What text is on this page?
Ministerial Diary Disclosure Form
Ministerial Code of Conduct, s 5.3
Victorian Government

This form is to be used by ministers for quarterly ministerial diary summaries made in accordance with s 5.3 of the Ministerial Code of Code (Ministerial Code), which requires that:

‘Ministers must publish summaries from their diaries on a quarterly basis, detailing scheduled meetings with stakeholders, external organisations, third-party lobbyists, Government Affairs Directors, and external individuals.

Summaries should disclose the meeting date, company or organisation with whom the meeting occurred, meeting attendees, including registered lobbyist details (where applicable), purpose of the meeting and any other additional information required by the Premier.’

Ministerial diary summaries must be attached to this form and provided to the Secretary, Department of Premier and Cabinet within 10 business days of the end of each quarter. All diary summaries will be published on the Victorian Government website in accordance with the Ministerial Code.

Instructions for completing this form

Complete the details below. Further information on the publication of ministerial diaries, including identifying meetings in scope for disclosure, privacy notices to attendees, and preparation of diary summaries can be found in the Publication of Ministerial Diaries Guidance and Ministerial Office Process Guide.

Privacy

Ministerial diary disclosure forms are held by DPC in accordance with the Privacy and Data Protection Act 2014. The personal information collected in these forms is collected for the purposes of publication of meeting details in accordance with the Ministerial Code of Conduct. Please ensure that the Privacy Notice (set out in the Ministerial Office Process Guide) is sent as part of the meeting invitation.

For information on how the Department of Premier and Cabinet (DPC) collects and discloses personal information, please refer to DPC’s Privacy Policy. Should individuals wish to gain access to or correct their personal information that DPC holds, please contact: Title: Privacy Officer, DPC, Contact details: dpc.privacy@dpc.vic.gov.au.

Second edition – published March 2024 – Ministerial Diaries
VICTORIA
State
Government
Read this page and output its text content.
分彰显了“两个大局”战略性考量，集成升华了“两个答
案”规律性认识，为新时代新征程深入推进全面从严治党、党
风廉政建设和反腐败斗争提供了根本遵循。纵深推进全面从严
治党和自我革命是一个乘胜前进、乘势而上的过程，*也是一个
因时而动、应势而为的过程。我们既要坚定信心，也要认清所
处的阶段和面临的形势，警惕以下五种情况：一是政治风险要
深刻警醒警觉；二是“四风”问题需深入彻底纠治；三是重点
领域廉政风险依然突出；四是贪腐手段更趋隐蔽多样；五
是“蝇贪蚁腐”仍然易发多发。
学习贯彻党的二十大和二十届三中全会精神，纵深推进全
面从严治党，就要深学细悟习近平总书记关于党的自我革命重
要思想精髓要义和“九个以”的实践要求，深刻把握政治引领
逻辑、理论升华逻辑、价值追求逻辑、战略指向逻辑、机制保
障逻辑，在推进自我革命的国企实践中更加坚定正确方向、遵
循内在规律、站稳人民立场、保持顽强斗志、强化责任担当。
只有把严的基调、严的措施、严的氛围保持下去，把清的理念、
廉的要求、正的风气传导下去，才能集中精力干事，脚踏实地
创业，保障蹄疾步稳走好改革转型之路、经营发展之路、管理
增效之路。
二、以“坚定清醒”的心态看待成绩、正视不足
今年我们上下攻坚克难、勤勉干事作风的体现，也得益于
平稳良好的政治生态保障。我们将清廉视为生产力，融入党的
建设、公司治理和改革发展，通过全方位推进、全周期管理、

Task statement:
Pick out every line above that holds the word "Victorian" and copy it.

Result for this exercise:
Victorian Government
Ministerial diary summaries must be attached to this form and provided to the Secretary, Department of Premier and Cabinet within 10 business days of the end of each quarter. All diary summaries will be published on the Victorian Government website in accordance with the Ministerial Code.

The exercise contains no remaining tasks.